* BEGIN Supplied records *

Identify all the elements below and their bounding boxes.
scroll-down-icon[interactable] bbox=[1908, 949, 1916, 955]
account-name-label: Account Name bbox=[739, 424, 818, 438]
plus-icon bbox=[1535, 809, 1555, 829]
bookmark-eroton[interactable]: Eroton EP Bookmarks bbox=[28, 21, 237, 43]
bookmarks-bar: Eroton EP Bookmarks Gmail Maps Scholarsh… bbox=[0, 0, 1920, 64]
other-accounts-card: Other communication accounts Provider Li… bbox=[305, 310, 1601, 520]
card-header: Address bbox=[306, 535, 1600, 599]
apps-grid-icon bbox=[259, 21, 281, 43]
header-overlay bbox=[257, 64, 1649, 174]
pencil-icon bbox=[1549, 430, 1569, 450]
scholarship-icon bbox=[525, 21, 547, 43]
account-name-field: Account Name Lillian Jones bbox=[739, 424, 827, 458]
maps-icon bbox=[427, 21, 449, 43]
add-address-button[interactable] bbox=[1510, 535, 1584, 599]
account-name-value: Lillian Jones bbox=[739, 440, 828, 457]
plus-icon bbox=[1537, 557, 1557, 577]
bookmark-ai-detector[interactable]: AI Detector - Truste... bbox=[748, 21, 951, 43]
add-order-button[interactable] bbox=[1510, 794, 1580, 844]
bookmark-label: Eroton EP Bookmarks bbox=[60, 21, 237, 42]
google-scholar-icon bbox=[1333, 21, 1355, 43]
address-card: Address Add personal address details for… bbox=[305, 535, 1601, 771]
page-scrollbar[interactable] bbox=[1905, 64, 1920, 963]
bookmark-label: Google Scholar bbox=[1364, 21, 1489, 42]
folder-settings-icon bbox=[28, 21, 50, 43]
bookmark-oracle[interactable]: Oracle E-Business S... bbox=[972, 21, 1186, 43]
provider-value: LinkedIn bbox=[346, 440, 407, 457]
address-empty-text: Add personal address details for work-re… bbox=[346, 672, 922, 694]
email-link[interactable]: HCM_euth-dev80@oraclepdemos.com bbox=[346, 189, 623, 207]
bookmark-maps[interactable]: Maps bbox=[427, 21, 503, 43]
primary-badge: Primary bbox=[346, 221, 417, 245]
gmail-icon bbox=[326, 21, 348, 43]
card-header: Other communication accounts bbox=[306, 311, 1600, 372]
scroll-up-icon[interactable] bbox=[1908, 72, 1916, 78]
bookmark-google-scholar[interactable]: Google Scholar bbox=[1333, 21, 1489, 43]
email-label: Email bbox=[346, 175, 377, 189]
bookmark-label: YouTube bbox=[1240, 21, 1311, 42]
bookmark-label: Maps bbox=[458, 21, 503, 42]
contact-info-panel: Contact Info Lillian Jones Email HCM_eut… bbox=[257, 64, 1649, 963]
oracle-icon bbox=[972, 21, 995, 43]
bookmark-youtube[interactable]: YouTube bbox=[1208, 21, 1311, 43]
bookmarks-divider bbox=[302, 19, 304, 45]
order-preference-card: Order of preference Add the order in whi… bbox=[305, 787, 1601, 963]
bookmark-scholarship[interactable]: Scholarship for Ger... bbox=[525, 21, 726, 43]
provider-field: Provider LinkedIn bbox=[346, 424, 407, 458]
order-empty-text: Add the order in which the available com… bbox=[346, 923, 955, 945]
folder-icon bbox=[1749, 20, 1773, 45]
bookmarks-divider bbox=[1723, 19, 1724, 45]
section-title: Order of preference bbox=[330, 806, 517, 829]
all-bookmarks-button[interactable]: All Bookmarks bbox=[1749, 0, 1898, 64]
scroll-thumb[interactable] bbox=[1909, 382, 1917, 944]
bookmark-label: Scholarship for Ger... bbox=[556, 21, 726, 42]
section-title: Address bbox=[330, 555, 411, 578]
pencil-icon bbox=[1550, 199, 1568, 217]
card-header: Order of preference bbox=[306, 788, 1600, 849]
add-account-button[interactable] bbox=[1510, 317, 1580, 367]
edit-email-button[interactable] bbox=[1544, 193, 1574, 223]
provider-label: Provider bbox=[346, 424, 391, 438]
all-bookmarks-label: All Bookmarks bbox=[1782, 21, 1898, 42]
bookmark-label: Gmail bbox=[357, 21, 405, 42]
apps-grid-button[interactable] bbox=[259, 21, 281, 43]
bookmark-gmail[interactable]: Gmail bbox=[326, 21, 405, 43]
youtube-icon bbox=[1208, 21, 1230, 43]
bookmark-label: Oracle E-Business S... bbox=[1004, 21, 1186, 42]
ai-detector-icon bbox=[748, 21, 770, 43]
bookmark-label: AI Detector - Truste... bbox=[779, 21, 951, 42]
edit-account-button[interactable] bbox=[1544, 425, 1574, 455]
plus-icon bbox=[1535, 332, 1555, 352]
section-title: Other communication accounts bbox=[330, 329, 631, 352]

* END Supplied records *

* _Task details_:
Print every line of the records above verbatim, from the first line to the last.

* _Solution_:
Identify all the elements below and their bounding boxes.
scroll-down-icon[interactable] bbox=[1908, 949, 1916, 955]
account-name-label: Account Name bbox=[739, 424, 818, 438]
plus-icon bbox=[1535, 809, 1555, 829]
bookmark-eroton[interactable]: Eroton EP Bookmarks bbox=[28, 21, 237, 43]
bookmarks-bar: Eroton EP Bookmarks Gmail Maps Scholarsh… bbox=[0, 0, 1920, 64]
other-accounts-card: Other communication accounts Provider Li… bbox=[305, 310, 1601, 520]
card-header: Address bbox=[306, 535, 1600, 599]
apps-grid-icon bbox=[259, 21, 281, 43]
header-overlay bbox=[257, 64, 1649, 174]
pencil-icon bbox=[1549, 430, 1569, 450]
scholarship-icon bbox=[525, 21, 547, 43]
account-name-field: Account Name Lillian Jones bbox=[739, 424, 827, 458]
maps-icon bbox=[427, 21, 449, 43]
add-address-button[interactable] bbox=[1510, 535, 1584, 599]
account-name-value: Lillian Jones bbox=[739, 440, 828, 457]
plus-icon bbox=[1537, 557, 1557, 577]
bookmark-ai-detector[interactable]: AI Detector - Truste... bbox=[748, 21, 951, 43]
add-order-button[interactable] bbox=[1510, 794, 1580, 844]
bookmark-label: Eroton EP Bookmarks bbox=[60, 21, 237, 42]
google-scholar-icon bbox=[1333, 21, 1355, 43]
address-card: Address Add personal address details for… bbox=[305, 535, 1601, 771]
page-scrollbar[interactable] bbox=[1905, 64, 1920, 963]
bookmark-label: Google Scholar bbox=[1364, 21, 1489, 42]
folder-settings-icon bbox=[28, 21, 50, 43]
bookmark-oracle[interactable]: Oracle E-Business S... bbox=[972, 21, 1186, 43]
provider-value: LinkedIn bbox=[346, 440, 407, 457]
address-empty-text: Add personal address details for work-re… bbox=[346, 672, 922, 694]
email-link[interactable]: HCM_euth-dev80@oraclepdemos.com bbox=[346, 189, 623, 207]
bookmark-maps[interactable]: Maps bbox=[427, 21, 503, 43]
primary-badge: Primary bbox=[346, 221, 417, 245]
gmail-icon bbox=[326, 21, 348, 43]
card-header: Other communication accounts bbox=[306, 311, 1600, 372]
scroll-up-icon[interactable] bbox=[1908, 72, 1916, 78]
bookmark-google-scholar[interactable]: Google Scholar bbox=[1333, 21, 1489, 43]
email-label: Email bbox=[346, 175, 377, 189]
bookmark-label: YouTube bbox=[1240, 21, 1311, 42]
bookmark-label: Maps bbox=[458, 21, 503, 42]
contact-info-panel: Contact Info Lillian Jones Email HCM_eut… bbox=[257, 64, 1649, 963]
oracle-icon bbox=[972, 21, 995, 43]
bookmark-youtube[interactable]: YouTube bbox=[1208, 21, 1311, 43]
bookmarks-divider bbox=[302, 19, 304, 45]
order-preference-card: Order of preference Add the order in whi… bbox=[305, 787, 1601, 963]
bookmark-scholarship[interactable]: Scholarship for Ger... bbox=[525, 21, 726, 43]
provider-field: Provider LinkedIn bbox=[346, 424, 407, 458]
order-empty-text: Add the order in which the available com… bbox=[346, 923, 955, 945]
folder-icon bbox=[1749, 20, 1773, 45]
bookmarks-divider bbox=[1723, 19, 1724, 45]
section-title: Order of preference bbox=[330, 806, 517, 829]
all-bookmarks-button[interactable]: All Bookmarks bbox=[1749, 0, 1898, 64]
scroll-thumb[interactable] bbox=[1909, 382, 1917, 944]
bookmark-label: Scholarship for Ger... bbox=[556, 21, 726, 42]
section-title: Address bbox=[330, 555, 411, 578]
pencil-icon bbox=[1550, 199, 1568, 217]
card-header: Order of preference bbox=[306, 788, 1600, 849]
add-account-button[interactable] bbox=[1510, 317, 1580, 367]
edit-email-button[interactable] bbox=[1544, 193, 1574, 223]
provider-label: Provider bbox=[346, 424, 391, 438]
all-bookmarks-label: All Bookmarks bbox=[1782, 21, 1898, 42]
bookmark-label: Gmail bbox=[357, 21, 405, 42]
apps-grid-button[interactable] bbox=[259, 21, 281, 43]
bookmark-gmail[interactable]: Gmail bbox=[326, 21, 405, 43]
youtube-icon bbox=[1208, 21, 1230, 43]
bookmark-label: Oracle E-Business S... bbox=[1004, 21, 1186, 42]
ai-detector-icon bbox=[748, 21, 770, 43]
bookmark-label: AI Detector - Truste... bbox=[779, 21, 951, 42]
edit-account-button[interactable] bbox=[1544, 425, 1574, 455]
plus-icon bbox=[1535, 332, 1555, 352]
section-title: Other communication accounts bbox=[330, 329, 631, 352]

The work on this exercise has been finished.